# WHAT TO DO
Below is some material; set it all down exactly, apart from the pictures.

┌──

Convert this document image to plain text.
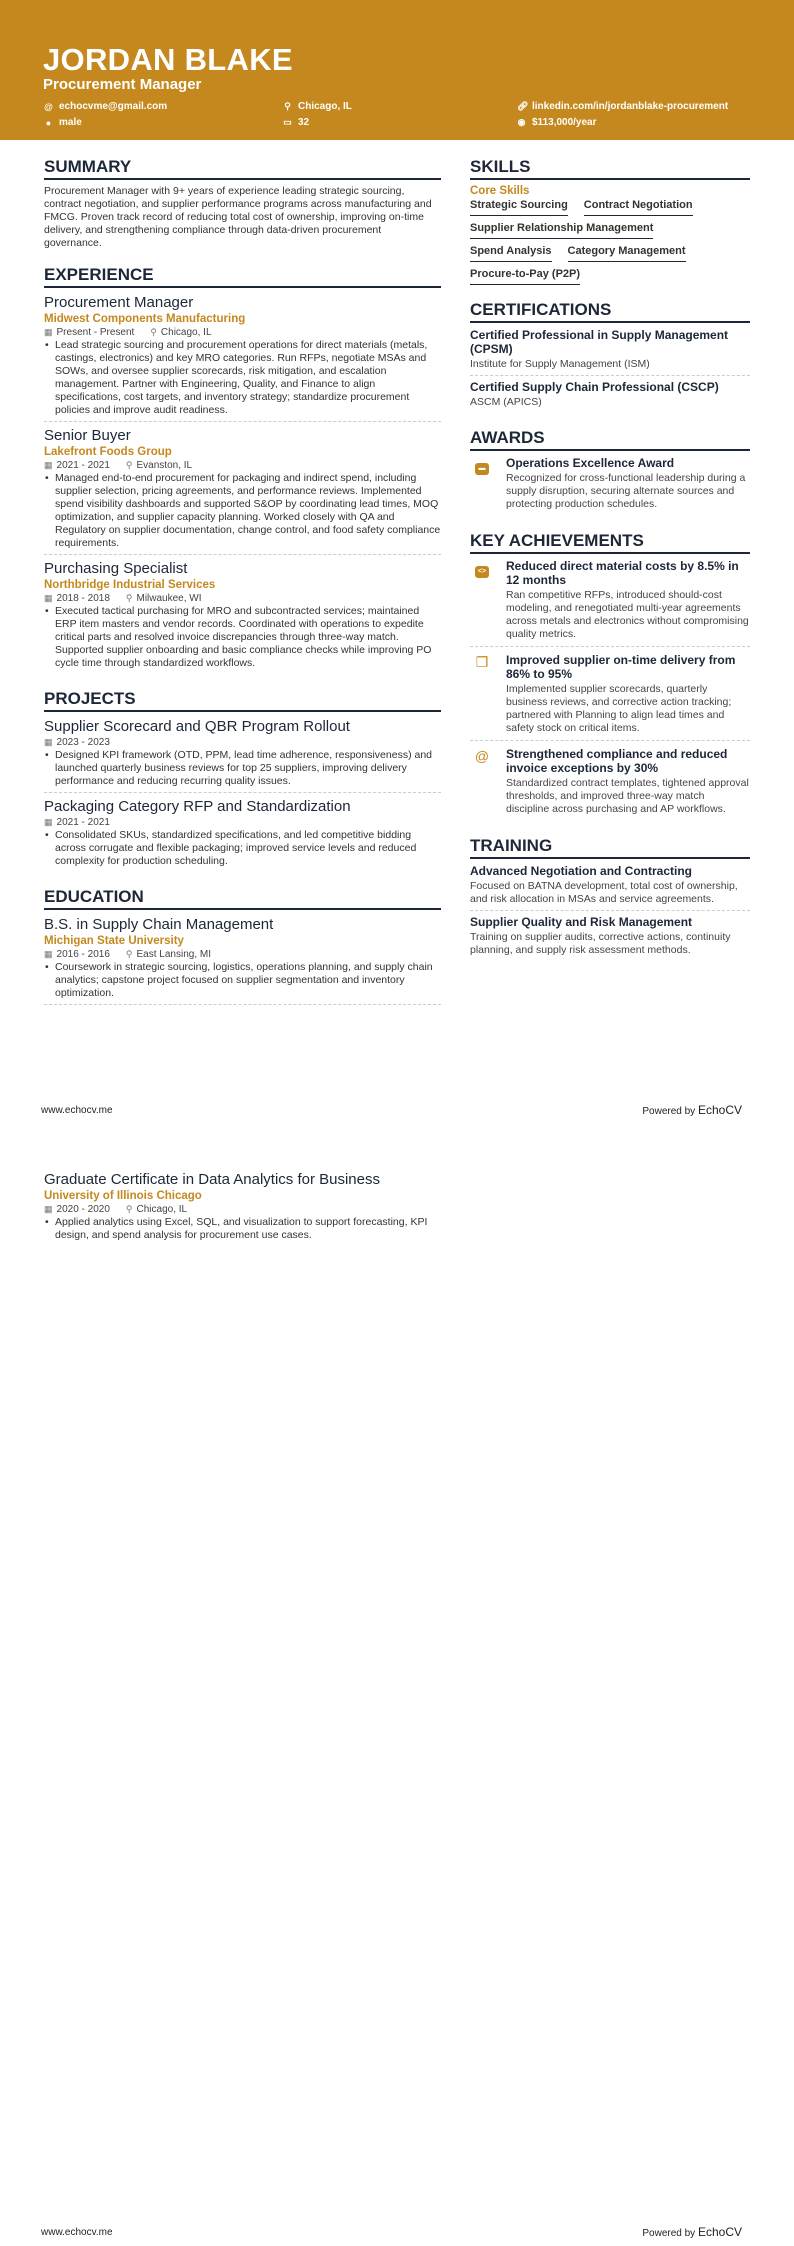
JORDAN BLAKE
Procurement Manager
@ echocvme@gmail.com	⚲ Chicago, IL	🔗︎ linkedin.com/in/jordanblake-procurement
● male	▭ 32	◉ $113,000/year
SUMMARY

Procurement Manager with 9+ years of experience leading strategic sourcing, contract negotiation, and supplier performance programs across manufacturing and FMCG. Proven track record of reducing total cost of ownership, improving on-time delivery, and strengthening compliance through data-driven procurement governance.

EXPERIENCE
Procurement Manager
Midwest Components Manufacturing
▦ Present - Present ⚲ Chicago, IL
• Lead strategic sourcing and procurement operations for direct materials (metals, castings, electronics) and key MRO categories. Run RFPs, negotiate MSAs and SOWs, and oversee supplier scorecards, risk mitigation, and escalation management. Partner with Engineering, Quality, and Finance to align specifications, cost targets, and inventory strategy; standardize procurement policies and improve audit readiness.
Senior Buyer
Lakefront Foods Group
▦ 2021 - 2021 ⚲ Evanston, IL
• Managed end-to-end procurement for packaging and indirect spend, including supplier selection, pricing agreements, and performance reviews. Implemented spend visibility dashboards and supported S&OP by coordinating lead times, MOQ optimization, and supplier capacity planning. Worked closely with QA and Regulatory on supplier documentation, change control, and food safety compliance requirements.
Purchasing Specialist
Northbridge Industrial Services
▦ 2018 - 2018 ⚲ Milwaukee, WI
• Executed tactical purchasing for MRO and subcontracted services; maintained ERP item masters and vendor records. Coordinated with operations to expedite critical parts and resolved invoice discrepancies through three-way match. Supported supplier onboarding and basic compliance checks while improving PO cycle time through standardized workflows.
PROJECTS
Supplier Scorecard and QBR Program Rollout
▦ 2023 - 2023
• Designed KPI framework (OTD, PPM, lead time adherence, responsiveness) and launched quarterly business reviews for top 25 suppliers, improving delivery performance and reducing recurring quality issues.
Packaging Category RFP and Standardization
▦ 2021 - 2021
• Consolidated SKUs, standardized specifications, and led competitive bidding across corrugate and flexible packaging; improved service levels and reduced complexity for production scheduling.
EDUCATION
B.S. in Supply Chain Management
Michigan State University
▦ 2016 - 2016 ⚲ East Lansing, MI
• Coursework in strategic sourcing, logistics, operations planning, and supply chain analytics; capstone project focused on supplier segmentation and inventory optimization.
SKILLS
Core Skills
Strategic Sourcing Contract Negotiation
Supplier Relationship Management
Spend Analysis Category Management
Procure-to-Pay (P2P)
CERTIFICATIONS
Certified Professional in Supply Management (CPSM)
Institute for Supply Management (ISM)
Certified Supply Chain Professional (CSCP)
ASCM (APICS)
AWARDS
▬	Operations Excellence Award
Recognized for cross-functional leadership during a supply disruption, securing alternate sources and protecting production schedules.
KEY ACHIEVEMENTS
<>	Reduced direct material costs by 8.5% in 12 months
Ran competitive RFPs, introduced should-cost modeling, and renegotiated multi-year agreements across metals and electronics without compromising quality metrics.
❐	Improved supplier on-time delivery from 86% to 95%
Implemented supplier scorecards, quarterly business reviews, and corrective action tracking; partnered with Planning to align lead times and safety stock on critical items.
@	Strengthened compliance and reduced invoice exceptions by 30%
Standardized contract templates, tightened approval thresholds, and improved three-way match discipline across purchasing and AP workflows.
TRAINING
Advanced Negotiation and Contracting
Focused on BATNA development, total cost of ownership, and risk allocation in MSAs and service agreements.
Supplier Quality and Risk Management
Training on supplier audits, corrective actions, continuity planning, and supply risk assessment methods.
www.echocv.me	Powered by EchoCV
Graduate Certificate in Data Analytics for Business
University of Illinois Chicago
▦ 2020 - 2020 ⚲ Chicago, IL
• Applied analytics using Excel, SQL, and visualization to support forecasting, KPI design, and spend analysis for procurement use cases.
www.echocv.me	Powered by EchoCV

└──

# RESULT OF THE TASK
Convert this document image to plain text.
JORDAN BLAKE
Procurement Manager
@ echocvme@gmail.com	⚲ Chicago, IL	🔗︎ linkedin.com/in/jordanblake-procurement
● male	▭ 32	◉ $113,000/year
SUMMARY

Procurement Manager with 9+ years of experience leading strategic sourcing, contract negotiation, and supplier performance programs across manufacturing and FMCG. Proven track record of reducing total cost of ownership, improving on-time delivery, and strengthening compliance through data-driven procurement governance.

EXPERIENCE
Procurement Manager
Midwest Components Manufacturing
▦ Present - Present ⚲ Chicago, IL
• Lead strategic sourcing and procurement operations for direct materials (metals, castings, electronics) and key MRO categories. Run RFPs, negotiate MSAs and SOWs, and oversee supplier scorecards, risk mitigation, and escalation management. Partner with Engineering, Quality, and Finance to align specifications, cost targets, and inventory strategy; standardize procurement policies and improve audit readiness.
Senior Buyer
Lakefront Foods Group
▦ 2021 - 2021 ⚲ Evanston, IL
• Managed end-to-end procurement for packaging and indirect spend, including supplier selection, pricing agreements, and performance reviews. Implemented spend visibility dashboards and supported S&OP by coordinating lead times, MOQ optimization, and supplier capacity planning. Worked closely with QA and Regulatory on supplier documentation, change control, and food safety compliance requirements.
Purchasing Specialist
Northbridge Industrial Services
▦ 2018 - 2018 ⚲ Milwaukee, WI
• Executed tactical purchasing for MRO and subcontracted services; maintained ERP item masters and vendor records. Coordinated with operations to expedite critical parts and resolved invoice discrepancies through three-way match. Supported supplier onboarding and basic compliance checks while improving PO cycle time through standardized workflows.
PROJECTS
Supplier Scorecard and QBR Program Rollout
▦ 2023 - 2023
• Designed KPI framework (OTD, PPM, lead time adherence, responsiveness) and launched quarterly business reviews for top 25 suppliers, improving delivery performance and reducing recurring quality issues.
Packaging Category RFP and Standardization
▦ 2021 - 2021
• Consolidated SKUs, standardized specifications, and led competitive bidding across corrugate and flexible packaging; improved service levels and reduced complexity for production scheduling.
EDUCATION
B.S. in Supply Chain Management
Michigan State University
▦ 2016 - 2016 ⚲ East Lansing, MI
• Coursework in strategic sourcing, logistics, operations planning, and supply chain analytics; capstone project focused on supplier segmentation and inventory optimization.
SKILLS
Core Skills
Strategic Sourcing Contract Negotiation
Supplier Relationship Management
Spend Analysis Category Management
Procure-to-Pay (P2P)
CERTIFICATIONS
Certified Professional in Supply Management (CPSM)
Institute for Supply Management (ISM)
Certified Supply Chain Professional (CSCP)
ASCM (APICS)
AWARDS
▬	Operations Excellence Award
Recognized for cross-functional leadership during a supply disruption, securing alternate sources and protecting production schedules.
KEY ACHIEVEMENTS
<>	Reduced direct material costs by 8.5% in 12 months
Ran competitive RFPs, introduced should-cost modeling, and renegotiated multi-year agreements across metals and electronics without compromising quality metrics.
❐	Improved supplier on-time delivery from 86% to 95%
Implemented supplier scorecards, quarterly business reviews, and corrective action tracking; partnered with Planning to align lead times and safety stock on critical items.
@	Strengthened compliance and reduced invoice exceptions by 30%
Standardized contract templates, tightened approval thresholds, and improved three-way match discipline across purchasing and AP workflows.
TRAINING
Advanced Negotiation and Contracting
Focused on BATNA development, total cost of ownership, and risk allocation in MSAs and service agreements.
Supplier Quality and Risk Management
Training on supplier audits, corrective actions, continuity planning, and supply risk assessment methods.
www.echocv.me	Powered by EchoCV
Graduate Certificate in Data Analytics for Business
University of Illinois Chicago
▦ 2020 - 2020 ⚲ Chicago, IL
• Applied analytics using Excel, SQL, and visualization to support forecasting, KPI design, and spend analysis for procurement use cases.
www.echocv.me	Powered by EchoCV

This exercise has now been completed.